== EXTRACTED DATA

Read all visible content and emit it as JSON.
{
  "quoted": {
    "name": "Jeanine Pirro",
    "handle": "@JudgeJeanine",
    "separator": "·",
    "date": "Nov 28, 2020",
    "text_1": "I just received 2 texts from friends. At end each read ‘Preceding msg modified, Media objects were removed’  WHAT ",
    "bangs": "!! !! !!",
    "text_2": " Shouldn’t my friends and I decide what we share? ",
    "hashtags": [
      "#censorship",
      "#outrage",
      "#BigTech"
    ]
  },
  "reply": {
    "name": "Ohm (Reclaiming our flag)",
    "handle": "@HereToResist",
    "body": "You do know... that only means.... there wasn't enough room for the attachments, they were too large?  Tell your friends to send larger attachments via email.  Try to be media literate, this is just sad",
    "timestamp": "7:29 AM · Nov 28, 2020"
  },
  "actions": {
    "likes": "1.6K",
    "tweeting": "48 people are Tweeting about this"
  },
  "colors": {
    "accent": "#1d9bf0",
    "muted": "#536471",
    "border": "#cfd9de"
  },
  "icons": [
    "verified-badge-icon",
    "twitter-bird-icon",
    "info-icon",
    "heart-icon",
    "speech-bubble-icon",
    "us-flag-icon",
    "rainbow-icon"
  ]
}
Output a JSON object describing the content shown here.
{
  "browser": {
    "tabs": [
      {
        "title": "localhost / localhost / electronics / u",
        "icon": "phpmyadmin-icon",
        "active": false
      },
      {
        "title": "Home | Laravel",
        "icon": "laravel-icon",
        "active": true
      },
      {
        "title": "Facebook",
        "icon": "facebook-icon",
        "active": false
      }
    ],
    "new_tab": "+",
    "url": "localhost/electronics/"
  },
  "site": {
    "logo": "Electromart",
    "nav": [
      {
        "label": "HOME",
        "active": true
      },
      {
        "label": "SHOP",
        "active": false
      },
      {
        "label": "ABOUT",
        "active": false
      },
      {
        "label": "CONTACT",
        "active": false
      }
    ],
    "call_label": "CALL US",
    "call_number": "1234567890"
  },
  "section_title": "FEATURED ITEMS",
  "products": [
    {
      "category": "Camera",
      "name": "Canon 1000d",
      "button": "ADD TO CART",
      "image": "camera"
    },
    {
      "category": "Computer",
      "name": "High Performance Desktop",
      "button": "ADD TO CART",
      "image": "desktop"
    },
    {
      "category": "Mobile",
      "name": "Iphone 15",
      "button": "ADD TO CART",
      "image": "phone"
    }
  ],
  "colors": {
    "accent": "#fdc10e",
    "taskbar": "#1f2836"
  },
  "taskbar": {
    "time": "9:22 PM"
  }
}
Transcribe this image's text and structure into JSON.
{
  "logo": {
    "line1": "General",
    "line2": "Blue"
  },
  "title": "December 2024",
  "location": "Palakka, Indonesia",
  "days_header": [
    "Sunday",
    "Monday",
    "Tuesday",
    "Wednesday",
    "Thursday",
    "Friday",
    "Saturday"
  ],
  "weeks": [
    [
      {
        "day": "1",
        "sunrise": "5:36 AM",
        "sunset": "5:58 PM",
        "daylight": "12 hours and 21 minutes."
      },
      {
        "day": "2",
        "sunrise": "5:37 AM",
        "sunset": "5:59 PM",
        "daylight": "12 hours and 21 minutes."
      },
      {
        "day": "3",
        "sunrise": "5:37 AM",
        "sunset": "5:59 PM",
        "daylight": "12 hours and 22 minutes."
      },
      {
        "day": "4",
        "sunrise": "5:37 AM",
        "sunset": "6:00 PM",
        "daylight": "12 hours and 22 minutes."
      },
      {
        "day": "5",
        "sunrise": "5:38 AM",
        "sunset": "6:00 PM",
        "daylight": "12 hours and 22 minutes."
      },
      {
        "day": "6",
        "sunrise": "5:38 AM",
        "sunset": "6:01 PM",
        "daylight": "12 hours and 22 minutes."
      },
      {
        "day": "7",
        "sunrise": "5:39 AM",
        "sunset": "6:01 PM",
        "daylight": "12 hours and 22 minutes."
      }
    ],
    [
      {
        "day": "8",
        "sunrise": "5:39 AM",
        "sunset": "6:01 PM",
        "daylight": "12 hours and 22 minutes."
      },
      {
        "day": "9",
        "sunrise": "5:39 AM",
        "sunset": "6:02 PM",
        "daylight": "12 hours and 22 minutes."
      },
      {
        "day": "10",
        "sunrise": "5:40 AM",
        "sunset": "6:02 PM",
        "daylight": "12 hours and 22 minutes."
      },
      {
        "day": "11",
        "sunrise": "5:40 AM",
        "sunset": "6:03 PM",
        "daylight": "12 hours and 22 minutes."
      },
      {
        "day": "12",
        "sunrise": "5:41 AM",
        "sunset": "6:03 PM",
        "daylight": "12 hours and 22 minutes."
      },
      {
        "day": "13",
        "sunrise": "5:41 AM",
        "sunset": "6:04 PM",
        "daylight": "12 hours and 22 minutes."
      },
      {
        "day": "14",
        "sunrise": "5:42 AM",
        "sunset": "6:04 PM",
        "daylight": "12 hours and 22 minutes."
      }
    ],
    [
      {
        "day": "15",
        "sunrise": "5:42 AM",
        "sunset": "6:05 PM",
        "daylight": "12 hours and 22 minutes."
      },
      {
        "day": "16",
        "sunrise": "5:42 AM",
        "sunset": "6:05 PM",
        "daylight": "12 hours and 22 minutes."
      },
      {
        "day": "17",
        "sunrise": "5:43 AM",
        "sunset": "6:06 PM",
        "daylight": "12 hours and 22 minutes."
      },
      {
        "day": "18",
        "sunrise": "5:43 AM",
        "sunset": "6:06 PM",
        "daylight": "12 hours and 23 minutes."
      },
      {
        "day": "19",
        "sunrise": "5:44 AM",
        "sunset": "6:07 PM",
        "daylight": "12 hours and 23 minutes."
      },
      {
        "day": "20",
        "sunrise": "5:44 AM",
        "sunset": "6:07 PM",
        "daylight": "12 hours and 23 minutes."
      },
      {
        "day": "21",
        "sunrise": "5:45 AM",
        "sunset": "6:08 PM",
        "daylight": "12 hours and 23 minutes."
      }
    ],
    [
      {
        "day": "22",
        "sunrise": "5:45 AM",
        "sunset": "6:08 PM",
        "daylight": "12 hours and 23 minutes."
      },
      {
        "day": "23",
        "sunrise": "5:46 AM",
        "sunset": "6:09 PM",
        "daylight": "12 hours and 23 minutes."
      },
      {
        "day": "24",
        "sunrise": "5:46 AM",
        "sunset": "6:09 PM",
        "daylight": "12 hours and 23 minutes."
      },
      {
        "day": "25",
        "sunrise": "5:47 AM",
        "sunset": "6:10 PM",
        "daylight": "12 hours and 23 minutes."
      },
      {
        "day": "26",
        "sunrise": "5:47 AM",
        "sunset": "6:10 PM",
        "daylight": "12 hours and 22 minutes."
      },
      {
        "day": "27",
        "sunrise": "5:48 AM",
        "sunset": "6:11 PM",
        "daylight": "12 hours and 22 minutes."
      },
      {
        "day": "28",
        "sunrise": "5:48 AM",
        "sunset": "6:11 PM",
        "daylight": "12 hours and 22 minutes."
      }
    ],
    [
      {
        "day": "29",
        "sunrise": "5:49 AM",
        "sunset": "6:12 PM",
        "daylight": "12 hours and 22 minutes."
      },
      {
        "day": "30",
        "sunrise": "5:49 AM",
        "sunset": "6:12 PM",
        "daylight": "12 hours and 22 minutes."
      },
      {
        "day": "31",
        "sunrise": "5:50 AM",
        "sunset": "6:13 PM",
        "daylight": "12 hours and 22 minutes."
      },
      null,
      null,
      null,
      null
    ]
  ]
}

====

__WHAT THE TASK REQUIRES__. Give every line of the material again, exactly as it reads.

__EXERCISE ANSWER__.
Read all visible content and emit it as JSON.
{
  "quoted": {
    "name": "Jeanine Pirro",
    "handle": "@JudgeJeanine",
    "separator": "·",
    "date": "Nov 28, 2020",
    "text_1": "I just received 2 texts from friends. At end each read ‘Preceding msg modified, Media objects were removed’  WHAT ",
    "bangs": "!! !! !!",
    "text_2": " Shouldn’t my friends and I decide what we share? ",
    "hashtags": [
      "#censorship",
      "#outrage",
      "#BigTech"
    ]
  },
  "reply": {
    "name": "Ohm (Reclaiming our flag)",
    "handle": "@HereToResist",
    "body": "You do know... that only means.... there wasn't enough room for the attachments, they were too large?  Tell your friends to send larger attachments via email.  Try to be media literate, this is just sad",
    "timestamp": "7:29 AM · Nov 28, 2020"
  },
  "actions": {
    "likes": "1.6K",
    "tweeting": "48 people are Tweeting about this"
  },
  "colors": {
    "accent": "#1d9bf0",
    "muted": "#536471",
    "border": "#cfd9de"
  },
  "icons": [
    "verified-badge-icon",
    "twitter-bird-icon",
    "info-icon",
    "heart-icon",
    "speech-bubble-icon",
    "us-flag-icon",
    "rainbow-icon"
  ]
}
Output a JSON object describing the content shown here.
{
  "browser": {
    "tabs": [
      {
        "title": "localhost / localhost / electronics / u",
        "icon": "phpmyadmin-icon",
        "active": false
      },
      {
        "title": "Home | Laravel",
        "icon": "laravel-icon",
        "active": true
      },
      {
        "title": "Facebook",
        "icon": "facebook-icon",
        "active": false
      }
    ],
    "new_tab": "+",
    "url": "localhost/electronics/"
  },
  "site": {
    "logo": "Electromart",
    "nav": [
      {
        "label": "HOME",
        "active": true
      },
      {
        "label": "SHOP",
        "active": false
      },
      {
        "label": "ABOUT",
        "active": false
      },
      {
        "label": "CONTACT",
        "active": false
      }
    ],
    "call_label": "CALL US",
    "call_number": "1234567890"
  },
  "section_title": "FEATURED ITEMS",
  "products": [
    {
      "category": "Camera",
      "name": "Canon 1000d",
      "button": "ADD TO CART",
      "image": "camera"
    },
    {
      "category": "Computer",
      "name": "High Performance Desktop",
      "button": "ADD TO CART",
      "image": "desktop"
    },
    {
      "category": "Mobile",
      "name": "Iphone 15",
      "button": "ADD TO CART",
      "image": "phone"
    }
  ],
  "colors": {
    "accent": "#fdc10e",
    "taskbar": "#1f2836"
  },
  "taskbar": {
    "time": "9:22 PM"
  }
}
Transcribe this image's text and structure into JSON.
{
  "logo": {
    "line1": "General",
    "line2": "Blue"
  },
  "title": "December 2024",
  "location": "Palakka, Indonesia",
  "days_header": [
    "Sunday",
    "Monday",
    "Tuesday",
    "Wednesday",
    "Thursday",
    "Friday",
    "Saturday"
  ],
  "weeks": [
    [
      {
        "day": "1",
        "sunrise": "5:36 AM",
        "sunset": "5:58 PM",
        "daylight": "12 hours and 21 minutes."
      },
      {
        "day": "2",
        "sunrise": "5:37 AM",
        "sunset": "5:59 PM",
        "daylight": "12 hours and 21 minutes."
      },
      {
        "day": "3",
        "sunrise": "5:37 AM",
        "sunset": "5:59 PM",
        "daylight": "12 hours and 22 minutes."
      },
      {
        "day": "4",
        "sunrise": "5:37 AM",
        "sunset": "6:00 PM",
        "daylight": "12 hours and 22 minutes."
      },
      {
        "day": "5",
        "sunrise": "5:38 AM",
        "sunset": "6:00 PM",
        "daylight": "12 hours and 22 minutes."
      },
      {
        "day": "6",
        "sunrise": "5:38 AM",
        "sunset": "6:01 PM",
        "daylight": "12 hours and 22 minutes."
      },
      {
        "day": "7",
        "sunrise": "5:39 AM",
        "sunset": "6:01 PM",
        "daylight": "12 hours and 22 minutes."
      }
    ],
    [
      {
        "day": "8",
        "sunrise": "5:39 AM",
        "sunset": "6:01 PM",
        "daylight": "12 hours and 22 minutes."
      },
      {
        "day": "9",
        "sunrise": "5:39 AM",
        "sunset": "6:02 PM",
        "daylight": "12 hours and 22 minutes."
      },
      {
        "day": "10",
        "sunrise": "5:40 AM",
        "sunset": "6:02 PM",
        "daylight": "12 hours and 22 minutes."
      },
      {
        "day": "11",
        "sunrise": "5:40 AM",
        "sunset": "6:03 PM",
        "daylight": "12 hours and 22 minutes."
      },
      {
        "day": "12",
        "sunrise": "5:41 AM",
        "sunset": "6:03 PM",
        "daylight": "12 hours and 22 minutes."
      },
      {
        "day": "13",
        "sunrise": "5:41 AM",
        "sunset": "6:04 PM",
        "daylight": "12 hours and 22 minutes."
      },
      {
        "day": "14",
        "sunrise": "5:42 AM",
        "sunset": "6:04 PM",
        "daylight": "12 hours and 22 minutes."
      }
    ],
    [
      {
        "day": "15",
        "sunrise": "5:42 AM",
        "sunset": "6:05 PM",
        "daylight": "12 hours and 22 minutes."
      },
      {
        "day": "16",
        "sunrise": "5:42 AM",
        "sunset": "6:05 PM",
        "daylight": "12 hours and 22 minutes."
      },
      {
        "day": "17",
        "sunrise": "5:43 AM",
        "sunset": "6:06 PM",
        "daylight": "12 hours and 22 minutes."
      },
      {
        "day": "18",
        "sunrise": "5:43 AM",
        "sunset": "6:06 PM",
        "daylight": "12 hours and 23 minutes."
      },
      {
        "day": "19",
        "sunrise": "5:44 AM",
        "sunset": "6:07 PM",
        "daylight": "12 hours and 23 minutes."
      },
      {
        "day": "20",
        "sunrise": "5:44 AM",
        "sunset": "6:07 PM",
        "daylight": "12 hours and 23 minutes."
      },
      {
        "day": "21",
        "sunrise": "5:45 AM",
        "sunset": "6:08 PM",
        "daylight": "12 hours and 23 minutes."
      }
    ],
    [
      {
        "day": "22",
        "sunrise": "5:45 AM",
        "sunset": "6:08 PM",
        "daylight": "12 hours and 23 minutes."
      },
      {
        "day": "23",
        "sunrise": "5:46 AM",
        "sunset": "6:09 PM",
        "daylight": "12 hours and 23 minutes."
      },
      {
        "day": "24",
        "sunrise": "5:46 AM",
        "sunset": "6:09 PM",
        "daylight": "12 hours and 23 minutes."
      },
      {
        "day": "25",
        "sunrise": "5:47 AM",
        "sunset": "6:10 PM",
        "daylight": "12 hours and 23 minutes."
      },
      {
        "day": "26",
        "sunrise": "5:47 AM",
        "sunset": "6:10 PM",
        "daylight": "12 hours and 22 minutes."
      },
      {
        "day": "27",
        "sunrise": "5:48 AM",
        "sunset": "6:11 PM",
        "daylight": "12 hours and 22 minutes."
      },
      {
        "day": "28",
        "sunrise": "5:48 AM",
        "sunset": "6:11 PM",
        "daylight": "12 hours and 22 minutes."
      }
    ],
    [
      {
        "day": "29",
        "sunrise": "5:49 AM",
        "sunset": "6:12 PM",
        "daylight": "12 hours and 22 minutes."
      },
      {
        "day": "30",
        "sunrise": "5:49 AM",
        "sunset": "6:12 PM",
        "daylight": "12 hours and 22 minutes."
      },
      {
        "day": "31",
        "sunrise": "5:50 AM",
        "sunset": "6:13 PM",
        "daylight": "12 hours and 22 minutes."
      },
      null,
      null,
      null,
      null
    ]
  ]
}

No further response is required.